- Brief: With the images removed, repeat the data below exactly.

- Given data:
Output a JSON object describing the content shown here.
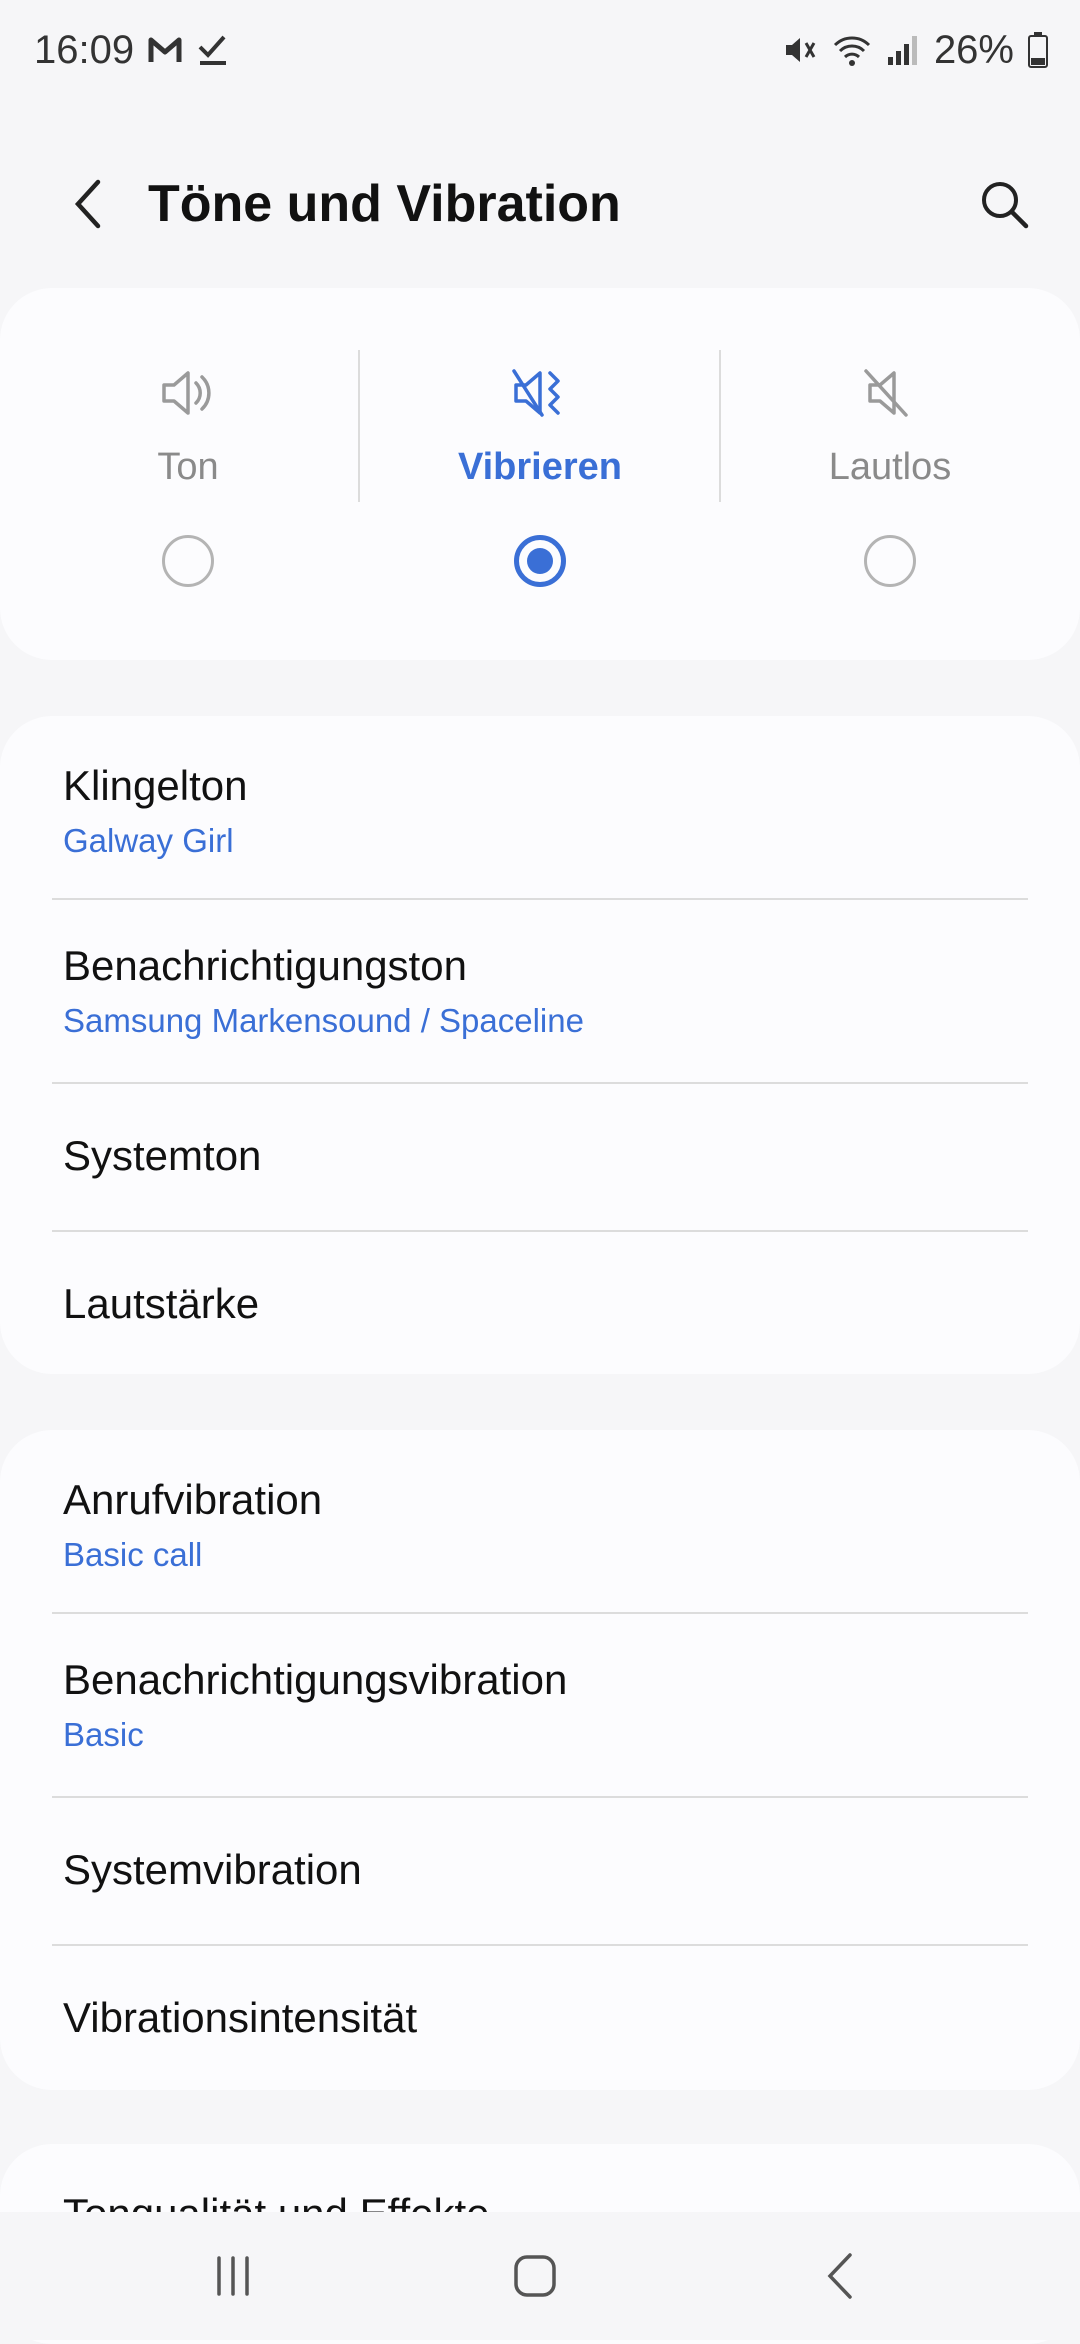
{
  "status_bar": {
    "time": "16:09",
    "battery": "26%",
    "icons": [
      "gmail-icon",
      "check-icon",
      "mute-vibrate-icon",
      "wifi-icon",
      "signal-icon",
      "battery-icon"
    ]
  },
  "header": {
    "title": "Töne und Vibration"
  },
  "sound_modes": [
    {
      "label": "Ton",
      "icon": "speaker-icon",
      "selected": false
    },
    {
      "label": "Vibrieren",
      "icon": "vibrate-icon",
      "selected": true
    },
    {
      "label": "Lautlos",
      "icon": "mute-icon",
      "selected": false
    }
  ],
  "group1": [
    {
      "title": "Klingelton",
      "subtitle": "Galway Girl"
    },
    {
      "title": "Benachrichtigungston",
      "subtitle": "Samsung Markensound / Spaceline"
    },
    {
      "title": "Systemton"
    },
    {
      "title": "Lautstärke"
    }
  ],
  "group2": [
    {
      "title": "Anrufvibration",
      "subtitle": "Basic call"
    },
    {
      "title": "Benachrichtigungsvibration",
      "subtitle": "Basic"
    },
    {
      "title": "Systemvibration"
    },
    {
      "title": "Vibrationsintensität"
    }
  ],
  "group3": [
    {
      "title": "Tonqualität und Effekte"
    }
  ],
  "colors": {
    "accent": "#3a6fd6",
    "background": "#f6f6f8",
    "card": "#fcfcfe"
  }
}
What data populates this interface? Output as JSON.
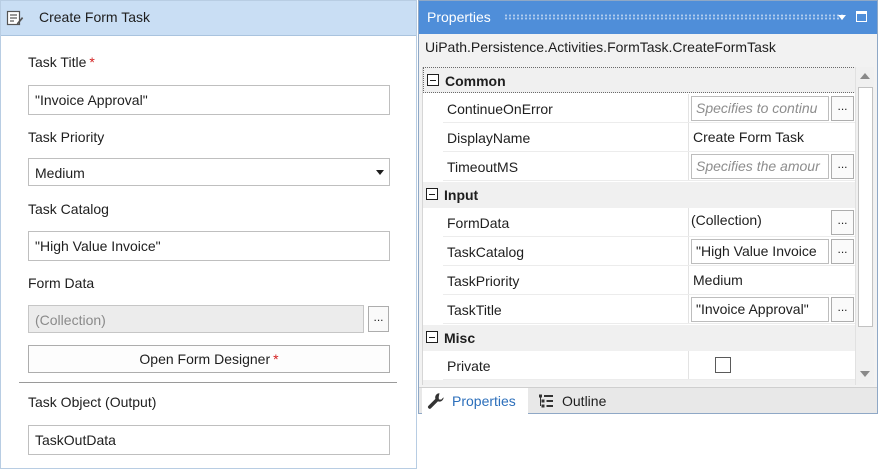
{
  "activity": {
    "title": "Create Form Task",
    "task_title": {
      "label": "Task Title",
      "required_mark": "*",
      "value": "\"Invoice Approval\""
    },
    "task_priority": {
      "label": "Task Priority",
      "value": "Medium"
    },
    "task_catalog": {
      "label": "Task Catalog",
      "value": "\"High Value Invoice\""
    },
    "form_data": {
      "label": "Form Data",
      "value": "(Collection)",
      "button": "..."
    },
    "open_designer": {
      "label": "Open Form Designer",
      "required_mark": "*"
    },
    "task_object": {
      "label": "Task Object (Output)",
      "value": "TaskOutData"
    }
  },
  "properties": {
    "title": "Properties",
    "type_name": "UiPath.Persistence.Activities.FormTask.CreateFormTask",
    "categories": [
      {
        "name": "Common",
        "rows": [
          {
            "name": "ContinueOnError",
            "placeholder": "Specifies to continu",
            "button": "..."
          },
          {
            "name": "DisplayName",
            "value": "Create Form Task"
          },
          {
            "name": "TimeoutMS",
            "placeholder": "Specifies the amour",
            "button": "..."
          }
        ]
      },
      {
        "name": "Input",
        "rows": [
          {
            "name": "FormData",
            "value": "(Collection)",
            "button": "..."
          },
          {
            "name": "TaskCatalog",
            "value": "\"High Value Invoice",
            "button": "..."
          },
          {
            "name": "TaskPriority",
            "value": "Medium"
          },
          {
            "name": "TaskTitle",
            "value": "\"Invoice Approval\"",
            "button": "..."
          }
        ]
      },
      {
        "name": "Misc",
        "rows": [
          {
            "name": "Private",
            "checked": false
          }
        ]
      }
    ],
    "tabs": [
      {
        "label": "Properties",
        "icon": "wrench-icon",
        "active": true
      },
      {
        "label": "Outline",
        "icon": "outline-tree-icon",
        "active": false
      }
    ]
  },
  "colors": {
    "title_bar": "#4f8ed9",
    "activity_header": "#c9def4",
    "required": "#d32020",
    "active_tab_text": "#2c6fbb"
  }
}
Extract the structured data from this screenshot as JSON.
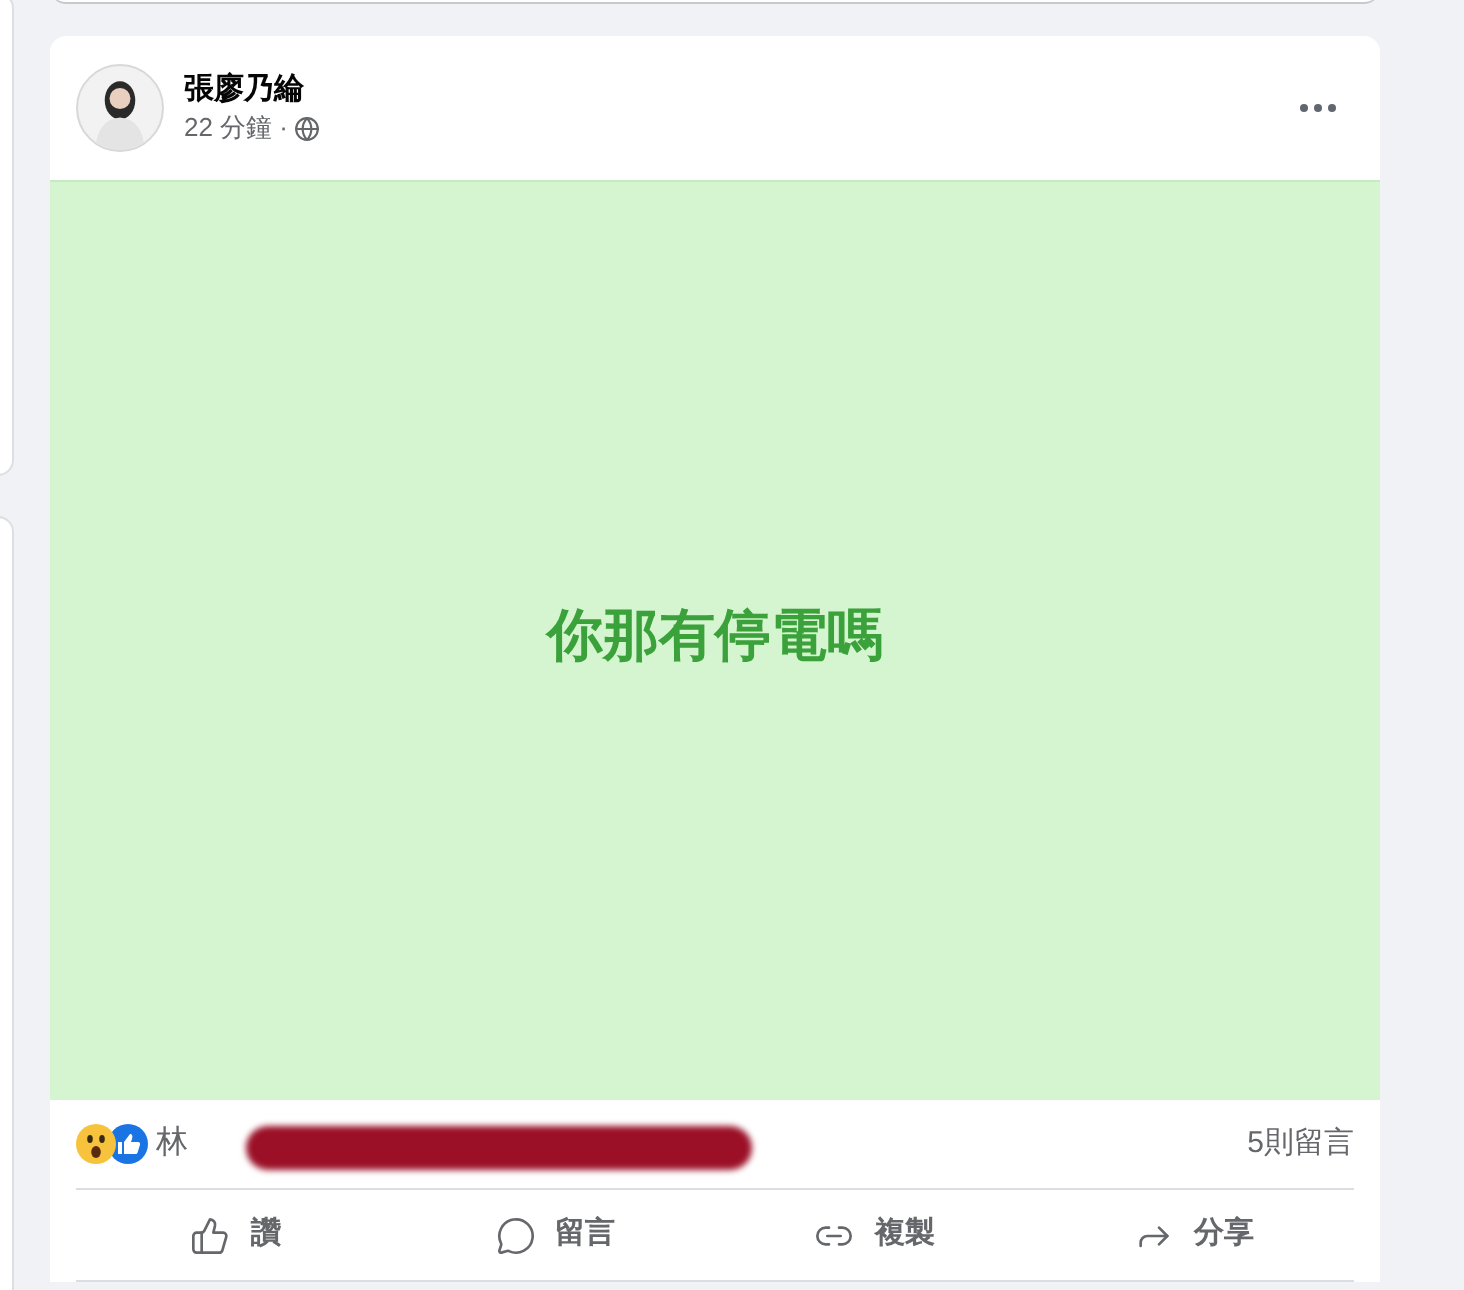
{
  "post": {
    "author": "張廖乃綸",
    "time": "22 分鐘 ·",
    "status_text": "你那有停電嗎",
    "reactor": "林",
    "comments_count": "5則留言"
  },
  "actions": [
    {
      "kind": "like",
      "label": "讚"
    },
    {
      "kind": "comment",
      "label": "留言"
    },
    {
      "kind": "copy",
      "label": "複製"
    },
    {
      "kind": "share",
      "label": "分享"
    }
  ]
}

- Answer for this exercise:
Output a JSON object describing the content shown here.
{
  "status_bar": {
    "time": "16:09",
    "battery": "26%",
    "icons": [
      "gmail-icon",
      "check-icon",
      "mute-vibrate-icon",
      "wifi-icon",
      "signal-icon",
      "battery-icon"
    ]
  },
  "header": {
    "title": "Töne und Vibration"
  },
  "sound_modes": [
    {
      "label": "Ton",
      "icon": "speaker-icon",
      "selected": false
    },
    {
      "label": "Vibrieren",
      "icon": "vibrate-icon",
      "selected": true
    },
    {
      "label": "Lautlos",
      "icon": "mute-icon",
      "selected": false
    }
  ],
  "group1": [
    {
      "title": "Klingelton",
      "subtitle": "Galway Girl"
    },
    {
      "title": "Benachrichtigungston",
      "subtitle": "Samsung Markensound / Spaceline"
    },
    {
      "title": "Systemton"
    },
    {
      "title": "Lautstärke"
    }
  ],
  "group2": [
    {
      "title": "Anrufvibration",
      "subtitle": "Basic call"
    },
    {
      "title": "Benachrichtigungsvibration",
      "subtitle": "Basic"
    },
    {
      "title": "Systemvibration"
    },
    {
      "title": "Vibrationsintensität"
    }
  ],
  "group3": [
    {
      "title": "Tonqualität und Effekte"
    }
  ],
  "colors": {
    "accent": "#3a6fd6",
    "background": "#f6f6f8",
    "card": "#fcfcfe"
  }
}
What data populates this interface? Output as JSON.
{
  "activity": {
    "title": "Create Form Task",
    "task_title": {
      "label": "Task Title",
      "required_mark": "*",
      "value": "\"Invoice Approval\""
    },
    "task_priority": {
      "label": "Task Priority",
      "value": "Medium"
    },
    "task_catalog": {
      "label": "Task Catalog",
      "value": "\"High Value Invoice\""
    },
    "form_data": {
      "label": "Form Data",
      "value": "(Collection)",
      "button": "..."
    },
    "open_designer": {
      "label": "Open Form Designer",
      "required_mark": "*"
    },
    "task_object": {
      "label": "Task Object (Output)",
      "value": "TaskOutData"
    }
  },
  "properties": {
    "title": "Properties",
    "type_name": "UiPath.Persistence.Activities.FormTask.CreateFormTask",
    "categories": [
      {
        "name": "Common",
        "rows": [
          {
            "name": "ContinueOnError",
            "placeholder": "Specifies to continu",
            "button": "..."
          },
          {
            "name": "DisplayName",
            "value": "Create Form Task"
          },
          {
            "name": "TimeoutMS",
            "placeholder": "Specifies the amour",
            "button": "..."
          }
        ]
      },
      {
        "name": "Input",
        "rows": [
          {
            "name": "FormData",
            "value": "(Collection)",
            "button": "..."
          },
          {
            "name": "TaskCatalog",
            "value": "\"High Value Invoice",
            "button": "..."
          },
          {
            "name": "TaskPriority",
            "value": "Medium"
          },
          {
            "name": "TaskTitle",
            "value": "\"Invoice Approval\"",
            "button": "..."
          }
        ]
      },
      {
        "name": "Misc",
        "rows": [
          {
            "name": "Private",
            "checked": false
          }
        ]
      }
    ],
    "tabs": [
      {
        "label": "Properties",
        "icon": "wrench-icon",
        "active": true
      },
      {
        "label": "Outline",
        "icon": "outline-tree-icon",
        "active": false
      }
    ]
  },
  "colors": {
    "title_bar": "#4f8ed9",
    "activity_header": "#c9def4",
    "required": "#d32020",
    "active_tab_text": "#2c6fbb"
  }
}
Extract the structured data from this screenshot as JSON.
{
  "post": {
    "author": "張廖乃綸",
    "time": "22 分鐘 ·",
    "status_text": "你那有停電嗎",
    "reactor": "林",
    "comments_count": "5則留言"
  },
  "actions": [
    {
      "kind": "like",
      "label": "讚"
    },
    {
      "kind": "comment",
      "label": "留言"
    },
    {
      "kind": "copy",
      "label": "複製"
    },
    {
      "kind": "share",
      "label": "分享"
    }
  ]
}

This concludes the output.